### Your instructions
Write out the data below in full, unchanged, minus the images.

### Source records
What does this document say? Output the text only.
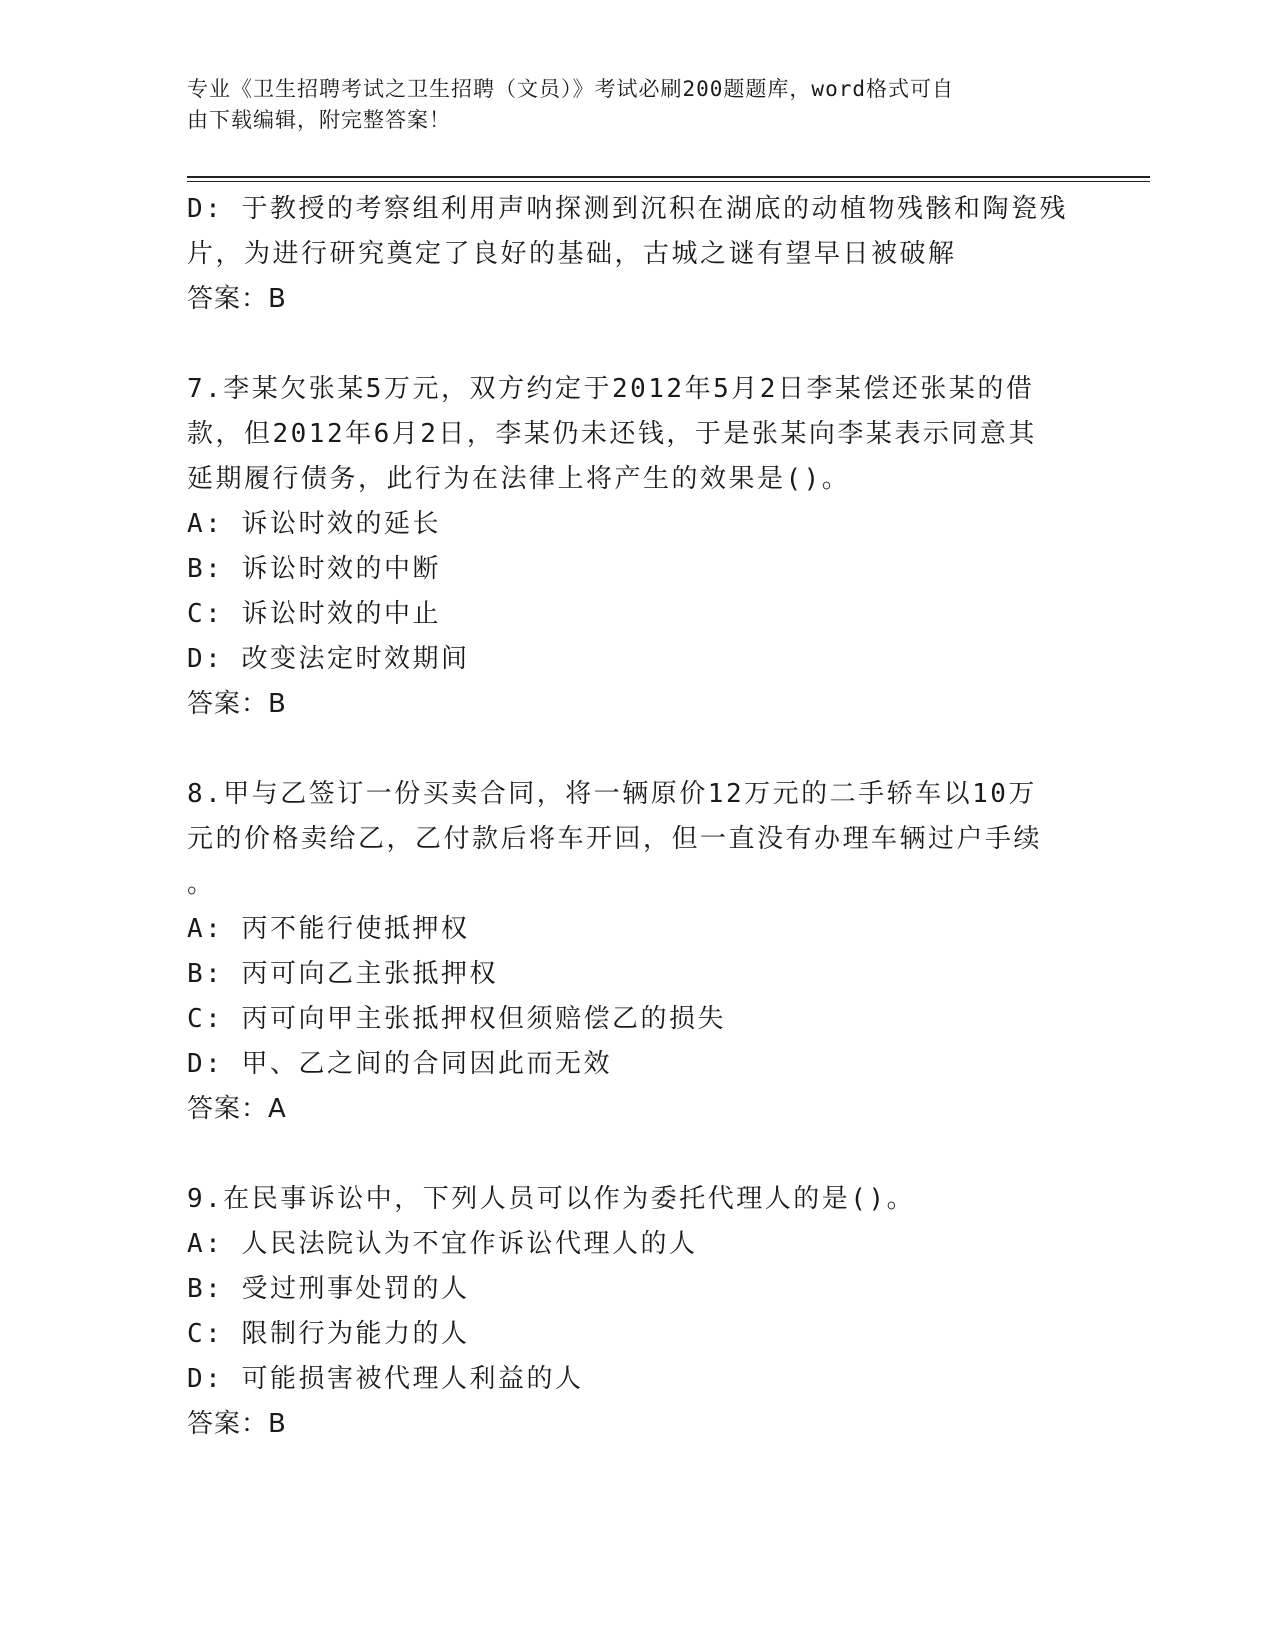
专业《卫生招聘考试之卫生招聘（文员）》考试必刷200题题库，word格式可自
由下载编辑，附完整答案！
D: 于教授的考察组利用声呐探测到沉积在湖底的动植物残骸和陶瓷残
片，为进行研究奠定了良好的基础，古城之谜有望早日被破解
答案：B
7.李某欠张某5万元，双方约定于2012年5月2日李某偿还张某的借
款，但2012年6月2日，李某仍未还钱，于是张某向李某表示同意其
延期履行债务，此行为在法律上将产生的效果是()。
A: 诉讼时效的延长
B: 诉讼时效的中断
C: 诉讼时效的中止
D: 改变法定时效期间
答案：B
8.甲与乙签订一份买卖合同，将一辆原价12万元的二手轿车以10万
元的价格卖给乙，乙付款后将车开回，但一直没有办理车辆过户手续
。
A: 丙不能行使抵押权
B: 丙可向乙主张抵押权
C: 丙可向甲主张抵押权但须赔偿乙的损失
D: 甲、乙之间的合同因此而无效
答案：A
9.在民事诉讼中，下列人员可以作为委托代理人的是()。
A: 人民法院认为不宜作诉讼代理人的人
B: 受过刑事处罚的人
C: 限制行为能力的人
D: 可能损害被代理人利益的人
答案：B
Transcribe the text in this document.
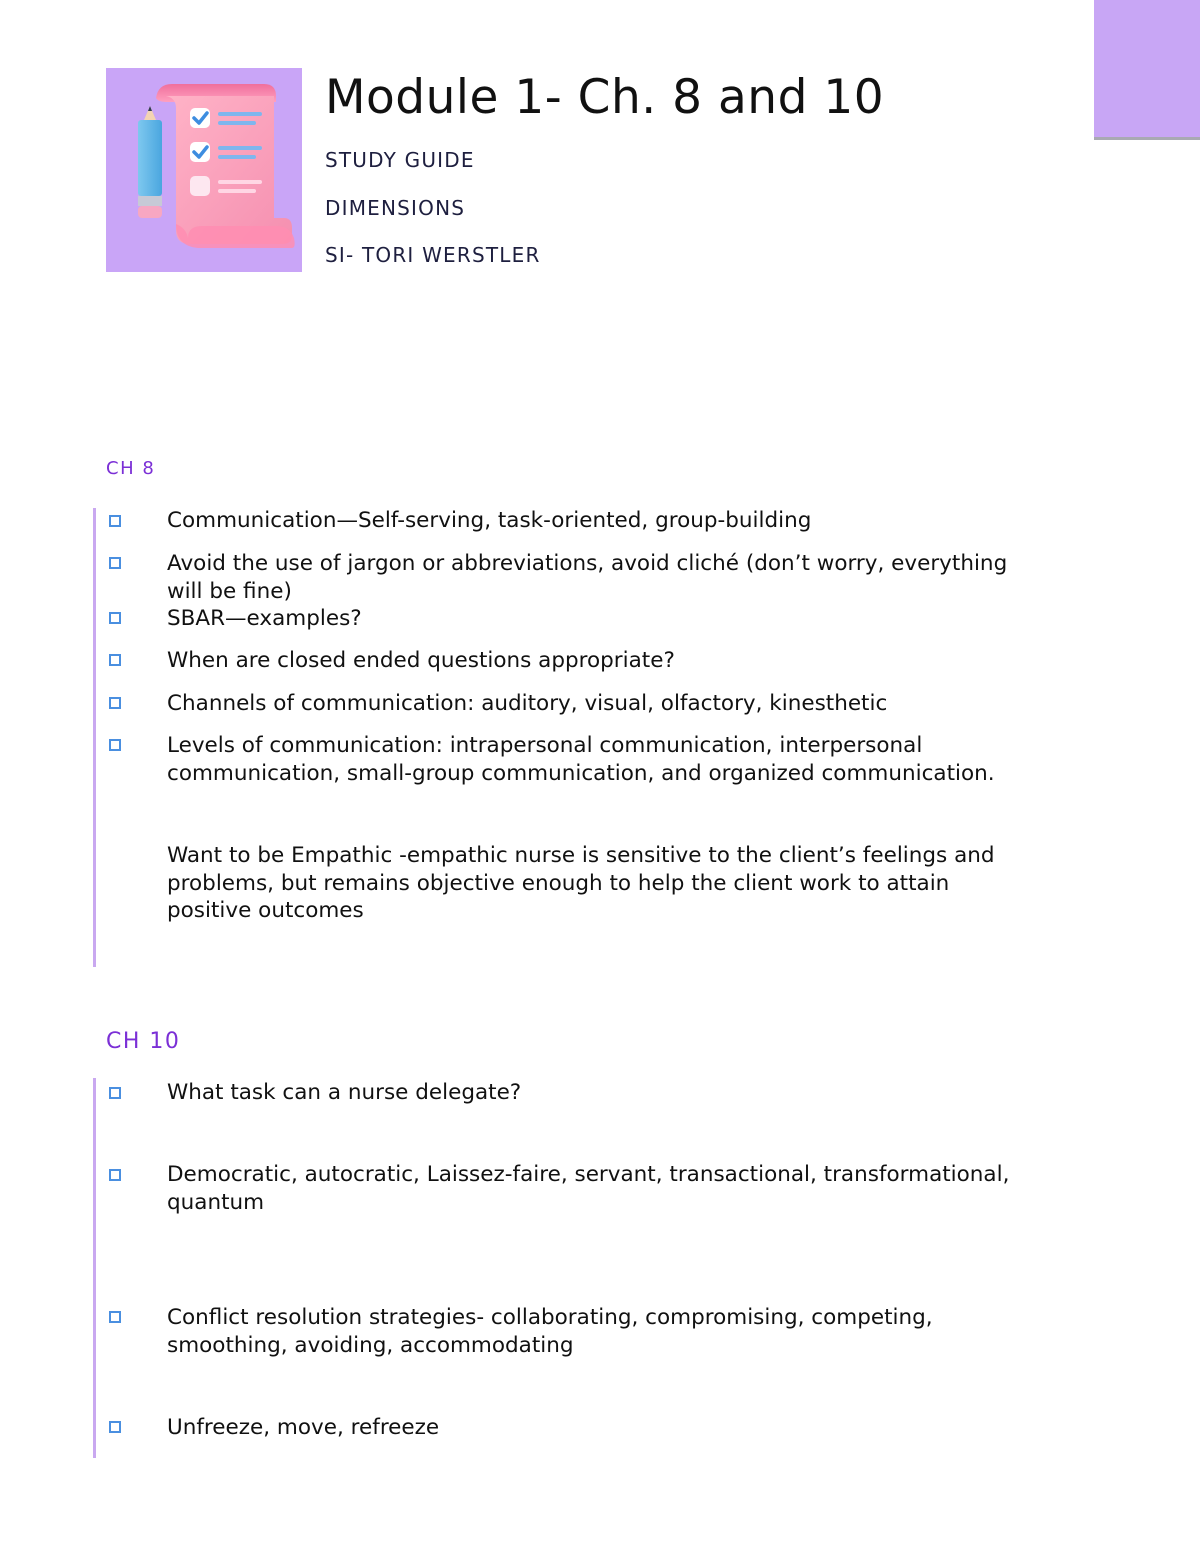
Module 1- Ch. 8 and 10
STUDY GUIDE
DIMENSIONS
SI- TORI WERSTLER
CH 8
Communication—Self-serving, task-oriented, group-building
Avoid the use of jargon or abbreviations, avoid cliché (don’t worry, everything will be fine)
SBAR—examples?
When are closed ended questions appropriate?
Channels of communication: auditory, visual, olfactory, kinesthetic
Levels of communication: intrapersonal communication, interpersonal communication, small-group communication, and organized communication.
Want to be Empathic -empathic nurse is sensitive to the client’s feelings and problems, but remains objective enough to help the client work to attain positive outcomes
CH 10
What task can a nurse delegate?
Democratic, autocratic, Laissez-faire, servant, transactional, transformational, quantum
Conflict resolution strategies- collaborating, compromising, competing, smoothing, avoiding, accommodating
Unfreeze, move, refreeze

### Exercise response
What does this document say? Output the text only.
专业《卫生招聘考试之卫生招聘（文员）》考试必刷200题题库，word格式可自
由下载编辑，附完整答案！
D: 于教授的考察组利用声呐探测到沉积在湖底的动植物残骸和陶瓷残
片，为进行研究奠定了良好的基础，古城之谜有望早日被破解
答案：B
7.李某欠张某5万元，双方约定于2012年5月2日李某偿还张某的借
款，但2012年6月2日，李某仍未还钱，于是张某向李某表示同意其
延期履行债务，此行为在法律上将产生的效果是()。
A: 诉讼时效的延长
B: 诉讼时效的中断
C: 诉讼时效的中止
D: 改变法定时效期间
答案：B
8.甲与乙签订一份买卖合同，将一辆原价12万元的二手轿车以10万
元的价格卖给乙，乙付款后将车开回，但一直没有办理车辆过户手续
。
A: 丙不能行使抵押权
B: 丙可向乙主张抵押权
C: 丙可向甲主张抵押权但须赔偿乙的损失
D: 甲、乙之间的合同因此而无效
答案：A
9.在民事诉讼中，下列人员可以作为委托代理人的是()。
A: 人民法院认为不宜作诉讼代理人的人
B: 受过刑事处罚的人
C: 限制行为能力的人
D: 可能损害被代理人利益的人
答案：B
Transcribe the text in this document.
Module 1- Ch. 8 and 10
STUDY GUIDE
DIMENSIONS
SI- TORI WERSTLER
CH 8
Communication—Self-serving, task-oriented, group-building
Avoid the use of jargon or abbreviations, avoid cliché (don’t worry, everything will be fine)
SBAR—examples?
When are closed ended questions appropriate?
Channels of communication: auditory, visual, olfactory, kinesthetic
Levels of communication: intrapersonal communication, interpersonal communication, small-group communication, and organized communication.
Want to be Empathic -empathic nurse is sensitive to the client’s feelings and problems, but remains objective enough to help the client work to attain positive outcomes
CH 10
What task can a nurse delegate?
Democratic, autocratic, Laissez-faire, servant, transactional, transformational, quantum
Conflict resolution strategies- collaborating, compromising, competing, smoothing, avoiding, accommodating
Unfreeze, move, refreeze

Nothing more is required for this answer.